_Exercise_
The records below hold pictures; please leave those out and retype the rest exactly.

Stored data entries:
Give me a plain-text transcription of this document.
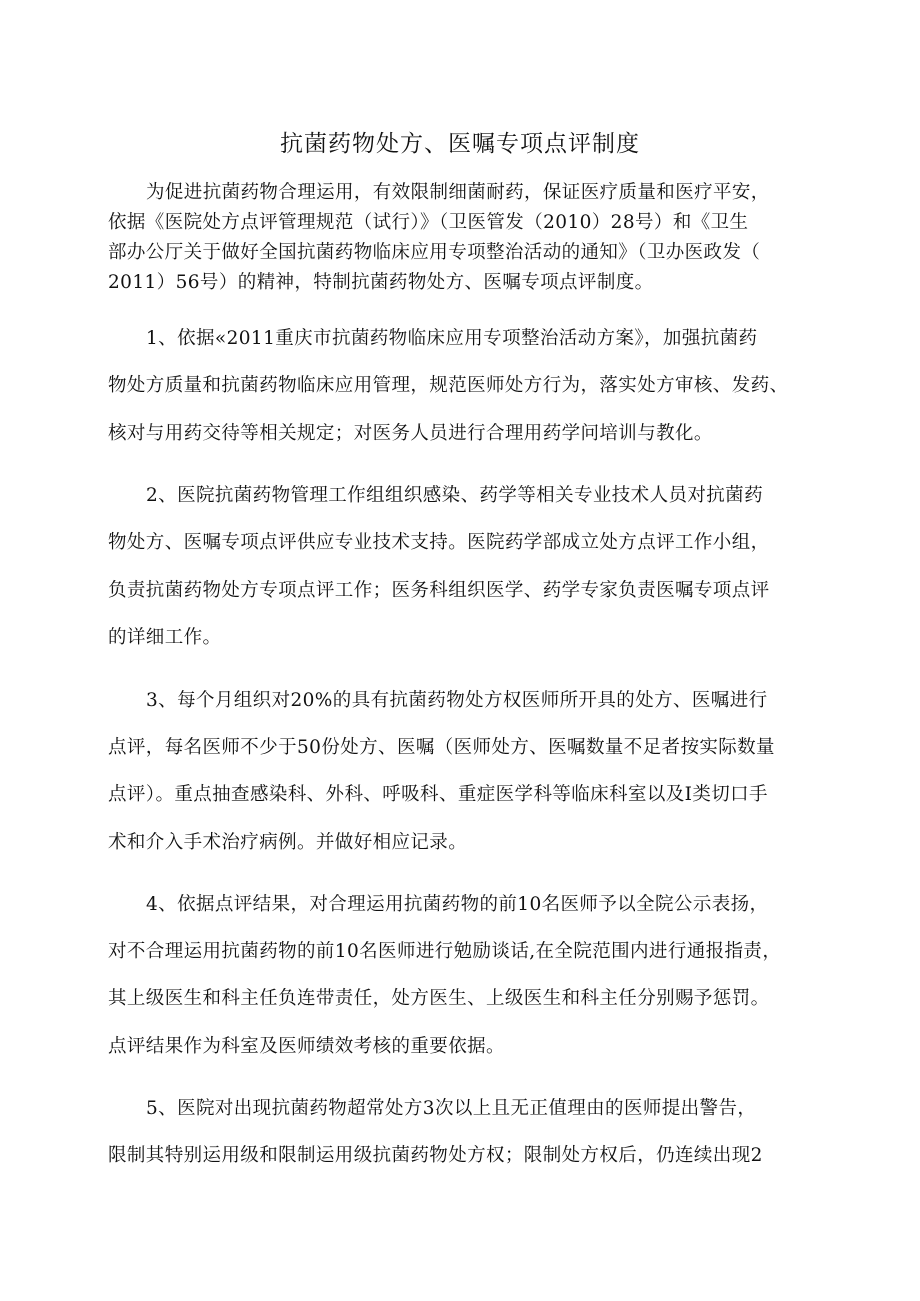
抗菌药物处方、医嘱专项点评制度
为促进抗菌药物合理运用，有效限制细菌耐药，保证医疗质量和医疗平安，
依据《医院处方点评管理规范（试行）》（卫医管发（2010）28号）和《卫生
部办公厅关于做好全国抗菌药物临床应用专项整治活动的通知》（卫办医政发（
2011）56号）的精神，特制抗菌药物处方、医嘱专项点评制度。
1、依据«2011重庆市抗菌药物临床应用专项整治活动方案》，加强抗菌药
物处方质量和抗菌药物临床应用管理，规范医师处方行为，落实处方审核、发药、
核对与用药交待等相关规定；对医务人员进行合理用药学问培训与教化。
2、医院抗菌药物管理工作组组织感染、药学等相关专业技术人员对抗菌药
物处方、医嘱专项点评供应专业技术支持。医院药学部成立处方点评工作小组，
负责抗菌药物处方专项点评工作；医务科组织医学、药学专家负责医嘱专项点评
的详细工作。
3、每个月组织对20%的具有抗菌药物处方权医师所开具的处方、医嘱进行
点评，每名医师不少于50份处方、医嘱（医师处方、医嘱数量不足者按实际数量
点评）。重点抽查感染科、外科、呼吸科、重症医学科等临床科室以及I类切口手
术和介入手术治疗病例。并做好相应记录。
4、依据点评结果，对合理运用抗菌药物的前10名医师予以全院公示表扬，
对不合理运用抗菌药物的前10名医师进行勉励谈话,在全院范围内进行通报指责，
其上级医生和科主任负连带责任，处方医生、上级医生和科主任分别赐予惩罚。
点评结果作为科室及医师绩效考核的重要依据。
5、医院对出现抗菌药物超常处方3次以上且无正值理由的医师提出警告，
限制其特别运用级和限制运用级抗菌药物处方权；限制处方权后，仍连续出现2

_Written response_
Give me a plain-text transcription of this document.
抗菌药物处方、医嘱专项点评制度
为促进抗菌药物合理运用，有效限制细菌耐药，保证医疗质量和医疗平安，
依据《医院处方点评管理规范（试行）》（卫医管发（2010）28号）和《卫生
部办公厅关于做好全国抗菌药物临床应用专项整治活动的通知》（卫办医政发（
2011）56号）的精神，特制抗菌药物处方、医嘱专项点评制度。
1、依据«2011重庆市抗菌药物临床应用专项整治活动方案》，加强抗菌药
物处方质量和抗菌药物临床应用管理，规范医师处方行为，落实处方审核、发药、
核对与用药交待等相关规定；对医务人员进行合理用药学问培训与教化。
2、医院抗菌药物管理工作组组织感染、药学等相关专业技术人员对抗菌药
物处方、医嘱专项点评供应专业技术支持。医院药学部成立处方点评工作小组，
负责抗菌药物处方专项点评工作；医务科组织医学、药学专家负责医嘱专项点评
的详细工作。
3、每个月组织对20%的具有抗菌药物处方权医师所开具的处方、医嘱进行
点评，每名医师不少于50份处方、医嘱（医师处方、医嘱数量不足者按实际数量
点评）。重点抽查感染科、外科、呼吸科、重症医学科等临床科室以及I类切口手
术和介入手术治疗病例。并做好相应记录。
4、依据点评结果，对合理运用抗菌药物的前10名医师予以全院公示表扬，
对不合理运用抗菌药物的前10名医师进行勉励谈话,在全院范围内进行通报指责，
其上级医生和科主任负连带责任，处方医生、上级医生和科主任分别赐予惩罚。
点评结果作为科室及医师绩效考核的重要依据。
5、医院对出现抗菌药物超常处方3次以上且无正值理由的医师提出警告，
限制其特别运用级和限制运用级抗菌药物处方权；限制处方权后，仍连续出现2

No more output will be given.